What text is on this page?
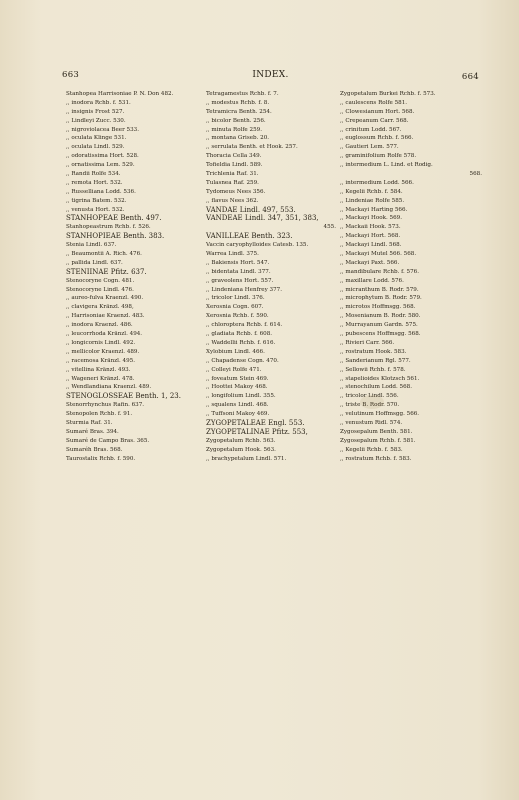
663	INDEX.	664
Stanhopea Harrisoniae P. N. Don 482.
,, inodora Rchb. f. 531.
,, insignis Frost 527.
,, Lindleyi Zucc. 530.
,, nigroviolacea Beer 533.
,, oculata Klinge 531.
,, oculata Lindl. 529.
,, odoratissima Hort. 528.
,, ornatissima Lem. 529.
,, Randii Rolfe 534.
,, remota Hort. 532.
,, Russelliana Lodd. 536.
,, tigrina Batem. 532.
,, venusta Hort. 532.
STANHOPEAE Benth. 497.
Stanhopeastrum Rchb. f. 526.
STANHOPIEAE Benth. 383.
Stenia Lindl. 637.
,, Beaumontii A. Rich. 476.
,, pallida Lindl. 637.
STENIINAE Pfitz. 637.
Stenocoryne Cogn. 481.
Stenocoryne Lindl. 476.
,, aureo-fulva Kraenzl. 490.
,, clavigera Kränzl. 498,
,, Harrisoniae Kraenzl. 483.
,, inodora Kraenzl. 486.
,, leucorrhoda Kränzl. 494.
,, longicornis Lindl. 492.
,, mellicolor Kraenzl. 489.
,, racemosa Kränzl. 495.
,, vitellina Kränzl. 493.
,, Wageneri Kränzl. 478.
,, Wendlandiana Kraenzl. 489.
STENOGLOSSEAE Benth. 1, 23.
Stenorrhynchus Rafin. 637.
Stenopolen Rchb. f. 91.
Sturmia Raf. 31.
Sumaré Bras. 394.
Sumaré de Campo Bras. 365.
Sumaréh Bras. 568.
Taurostalix Rchb. f. 590.
Tetragamestus Rchb. f. 7.
,, modestus Rchb. f. 8.
Tetramicra Benth. 254.
,, bicolor Benth. 256.
,, minuta Rolfe 259.
,, montana Griseb. 20.
,, serrulata Benth. et Hook. 257.
Thoracia Cella 349.
Tofieldia Lindl. 589.
Trichlenia Raf. 31.
Tulasnea Raf. 259.
Tydomeus Nees 356.
,, flavus Nees 362.
VANDAE Lindl. 497, 553.
VANDEAE Lindl. 347, 351, 383,
455.
VANILLEAE Benth. 323.
Vaccin caryophylloides Catesb. 135.
Warrea Lindl. 375.
,, Bakiensis Hort. 547.
,, bidentata Lindl. 377.
,, graveolens Hort. 557.
,, Lindeniana Henfrey 377.
,, tricolor Lindl. 376.
Xerosnia Cogn. 607.
Xerosnia Rchb. f. 590.
,, chloroptera Rchb. f. 614.
,, gladiata Rchb. f. 608.
,, Waddellii Rchb. f. 616.
Xylobium Lindl. 466.
,, Chapadense Cogn. 470.
,, Colleyi Rolfe 471.
,, foveatum Stein 469.
,, Hoottei Makoy 468.
,, longifolium Lindl. 355.
,, squalens Lindl. 468.
,, Tuffsoni Makoy 469.
ZYGOPETALEAE Engl. 553.
ZYGOPETALINAE Pfitz. 553,
Zygopetalum Rchb. 563.
Zygopetalum Hook. 563.
,, brachypetalum Lindl. 571.
Zygopetalum Burkei Rchb. f. 573.
,, caulescens Rolfe 581.
,, Clowesianum Hort. 568.
,, Crepeanum Carr. 568.
,, crinitum Lodd. 567.
,, euglossum Rchb. f. 566.
,, Gautieri Lem. 577.
,, graminifolium Rolfe 578.
,, intermedium L. Lind. et Rodig.
568.
,, intermedium Lodd. 566.
,, Kegelii Rchb. f. 584.
,, Lindeniae Rolfe 585.
,, Mackayi Harting 566.
,, Mackayi Hook. 569.
,, Mackaii Hook. 573.
,, Mackayi Hort. 568.
,, Mackayi Lindl. 568.
,, Mackayi Mutel 566. 568.
,, Mackayi Paxt. 566.
,, mandibulare Rchb. f. 576.
,, maxillare Lodd. 576.
,, micranthum B. Rodr. 579.
,, microphytum B. Rodr. 579.
,, microtos Hoffmsgg. 568.
,, Mosenianum B. Rodr. 580.
,, Murrayanum Gardn. 575.
,, pubescens Hoffmsgg. 568.
,, Rivieri Carr. 566.
,, rostratum Hook. 583.
,, Sanderianum Rgl. 577.
,, Sellowii Rchb. f. 578.
,, stapelioides Klotzsch 561.
,, stenochilum Lodd. 568.
,, tricolor Lindl. 556.
,, triste B. Rodr. 570.
,, velutinum Hoffmsgg. 566.
,, venustum Ridl. 574.
Zygosepalum Benth. 581.
Zygosepalum Rchb. f. 581.
,, Kegelii Rchb. f. 583.
,, rostratum Rchb. f. 583.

______________________________

CHALLENGE:
Using the records above, output their complete text exactly, minus any images.

ANSWER BELOW:
What text is on this page?
663	INDEX.	664
Stanhopea Harrisoniae P. N. Don 482.
,, inodora Rchb. f. 531.
,, insignis Frost 527.
,, Lindleyi Zucc. 530.
,, nigroviolacea Beer 533.
,, oculata Klinge 531.
,, oculata Lindl. 529.
,, odoratissima Hort. 528.
,, ornatissima Lem. 529.
,, Randii Rolfe 534.
,, remota Hort. 532.
,, Russelliana Lodd. 536.
,, tigrina Batem. 532.
,, venusta Hort. 532.
STANHOPEAE Benth. 497.
Stanhopeastrum Rchb. f. 526.
STANHOPIEAE Benth. 383.
Stenia Lindl. 637.
,, Beaumontii A. Rich. 476.
,, pallida Lindl. 637.
STENIINAE Pfitz. 637.
Stenocoryne Cogn. 481.
Stenocoryne Lindl. 476.
,, aureo-fulva Kraenzl. 490.
,, clavigera Kränzl. 498,
,, Harrisoniae Kraenzl. 483.
,, inodora Kraenzl. 486.
,, leucorrhoda Kränzl. 494.
,, longicornis Lindl. 492.
,, mellicolor Kraenzl. 489.
,, racemosa Kränzl. 495.
,, vitellina Kränzl. 493.
,, Wageneri Kränzl. 478.
,, Wendlandiana Kraenzl. 489.
STENOGLOSSEAE Benth. 1, 23.
Stenorrhynchus Rafin. 637.
Stenopolen Rchb. f. 91.
Sturmia Raf. 31.
Sumaré Bras. 394.
Sumaré de Campo Bras. 365.
Sumaréh Bras. 568.
Taurostalix Rchb. f. 590.
Tetragamestus Rchb. f. 7.
,, modestus Rchb. f. 8.
Tetramicra Benth. 254.
,, bicolor Benth. 256.
,, minuta Rolfe 259.
,, montana Griseb. 20.
,, serrulata Benth. et Hook. 257.
Thoracia Cella 349.
Tofieldia Lindl. 589.
Trichlenia Raf. 31.
Tulasnea Raf. 259.
Tydomeus Nees 356.
,, flavus Nees 362.
VANDAE Lindl. 497, 553.
VANDEAE Lindl. 347, 351, 383,
455.
VANILLEAE Benth. 323.
Vaccin caryophylloides Catesb. 135.
Warrea Lindl. 375.
,, Bakiensis Hort. 547.
,, bidentata Lindl. 377.
,, graveolens Hort. 557.
,, Lindeniana Henfrey 377.
,, tricolor Lindl. 376.
Xerosnia Cogn. 607.
Xerosnia Rchb. f. 590.
,, chloroptera Rchb. f. 614.
,, gladiata Rchb. f. 608.
,, Waddellii Rchb. f. 616.
Xylobium Lindl. 466.
,, Chapadense Cogn. 470.
,, Colleyi Rolfe 471.
,, foveatum Stein 469.
,, Hoottei Makoy 468.
,, longifolium Lindl. 355.
,, squalens Lindl. 468.
,, Tuffsoni Makoy 469.
ZYGOPETALEAE Engl. 553.
ZYGOPETALINAE Pfitz. 553,
Zygopetalum Rchb. 563.
Zygopetalum Hook. 563.
,, brachypetalum Lindl. 571.
Zygopetalum Burkei Rchb. f. 573.
,, caulescens Rolfe 581.
,, Clowesianum Hort. 568.
,, Crepeanum Carr. 568.
,, crinitum Lodd. 567.
,, euglossum Rchb. f. 566.
,, Gautieri Lem. 577.
,, graminifolium Rolfe 578.
,, intermedium L. Lind. et Rodig.
568.
,, intermedium Lodd. 566.
,, Kegelii Rchb. f. 584.
,, Lindeniae Rolfe 585.
,, Mackayi Harting 566.
,, Mackayi Hook. 569.
,, Mackaii Hook. 573.
,, Mackayi Hort. 568.
,, Mackayi Lindl. 568.
,, Mackayi Mutel 566. 568.
,, Mackayi Paxt. 566.
,, mandibulare Rchb. f. 576.
,, maxillare Lodd. 576.
,, micranthum B. Rodr. 579.
,, microphytum B. Rodr. 579.
,, microtos Hoffmsgg. 568.
,, Mosenianum B. Rodr. 580.
,, Murrayanum Gardn. 575.
,, pubescens Hoffmsgg. 568.
,, Rivieri Carr. 566.
,, rostratum Hook. 583.
,, Sanderianum Rgl. 577.
,, Sellowii Rchb. f. 578.
,, stapelioides Klotzsch 561.
,, stenochilum Lodd. 568.
,, tricolor Lindl. 556.
,, triste B. Rodr. 570.
,, velutinum Hoffmsgg. 566.
,, venustum Ridl. 574.
Zygosepalum Benth. 581.
Zygosepalum Rchb. f. 581.
,, Kegelii Rchb. f. 583.
,, rostratum Rchb. f. 583.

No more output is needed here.